§ **What is required**:
Show only lines that include "tonnes".

Collected data entries
━━━━━━━━━━━━━━━━━━━━━━━━━━━━━━
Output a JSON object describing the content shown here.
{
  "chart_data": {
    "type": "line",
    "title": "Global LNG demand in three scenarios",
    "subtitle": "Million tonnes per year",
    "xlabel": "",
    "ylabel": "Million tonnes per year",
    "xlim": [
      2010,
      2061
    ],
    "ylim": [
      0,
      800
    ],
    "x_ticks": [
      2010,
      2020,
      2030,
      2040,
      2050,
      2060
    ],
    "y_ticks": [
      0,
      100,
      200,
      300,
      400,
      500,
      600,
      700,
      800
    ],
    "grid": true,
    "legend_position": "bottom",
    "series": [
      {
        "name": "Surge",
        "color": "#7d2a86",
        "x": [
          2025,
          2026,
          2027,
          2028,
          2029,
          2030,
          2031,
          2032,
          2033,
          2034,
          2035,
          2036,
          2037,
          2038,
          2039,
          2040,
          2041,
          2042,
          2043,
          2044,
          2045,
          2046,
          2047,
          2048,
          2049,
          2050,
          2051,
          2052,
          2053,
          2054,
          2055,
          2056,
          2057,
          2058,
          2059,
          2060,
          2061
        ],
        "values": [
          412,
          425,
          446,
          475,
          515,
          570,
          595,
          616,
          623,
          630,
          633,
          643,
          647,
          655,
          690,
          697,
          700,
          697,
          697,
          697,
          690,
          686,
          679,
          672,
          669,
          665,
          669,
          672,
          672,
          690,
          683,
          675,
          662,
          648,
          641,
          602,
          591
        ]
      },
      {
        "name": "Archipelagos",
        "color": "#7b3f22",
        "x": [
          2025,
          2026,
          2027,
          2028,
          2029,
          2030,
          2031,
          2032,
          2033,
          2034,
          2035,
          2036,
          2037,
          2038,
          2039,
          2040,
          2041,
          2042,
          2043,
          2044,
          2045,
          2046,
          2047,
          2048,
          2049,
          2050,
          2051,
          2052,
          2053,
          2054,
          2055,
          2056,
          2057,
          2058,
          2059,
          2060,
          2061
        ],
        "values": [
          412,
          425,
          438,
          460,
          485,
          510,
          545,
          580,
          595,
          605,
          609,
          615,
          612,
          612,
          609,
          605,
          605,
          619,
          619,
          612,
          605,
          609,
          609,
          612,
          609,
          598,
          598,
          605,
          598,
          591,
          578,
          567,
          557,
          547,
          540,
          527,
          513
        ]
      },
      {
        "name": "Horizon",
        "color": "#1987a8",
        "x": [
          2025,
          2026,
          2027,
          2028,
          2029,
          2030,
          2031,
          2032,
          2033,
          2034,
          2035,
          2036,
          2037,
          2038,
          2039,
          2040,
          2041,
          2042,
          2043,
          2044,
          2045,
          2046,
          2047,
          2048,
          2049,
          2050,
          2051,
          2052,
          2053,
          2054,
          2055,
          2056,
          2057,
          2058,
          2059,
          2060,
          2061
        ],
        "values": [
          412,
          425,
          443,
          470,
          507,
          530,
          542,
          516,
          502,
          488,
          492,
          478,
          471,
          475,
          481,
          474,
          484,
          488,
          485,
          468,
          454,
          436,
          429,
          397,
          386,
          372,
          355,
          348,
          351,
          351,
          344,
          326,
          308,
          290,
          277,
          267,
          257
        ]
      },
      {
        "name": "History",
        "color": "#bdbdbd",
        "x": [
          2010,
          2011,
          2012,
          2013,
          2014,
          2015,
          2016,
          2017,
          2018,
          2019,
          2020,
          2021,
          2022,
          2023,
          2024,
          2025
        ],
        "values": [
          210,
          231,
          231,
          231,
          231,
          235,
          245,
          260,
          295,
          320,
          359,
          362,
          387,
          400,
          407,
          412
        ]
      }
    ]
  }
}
━━━━━━━━━━━━━━━━━━━━━━━━━━━━━━
§ **Written reply**:
    "subtitle": "Million tonnes per year",
    "ylabel": "Million tonnes per year",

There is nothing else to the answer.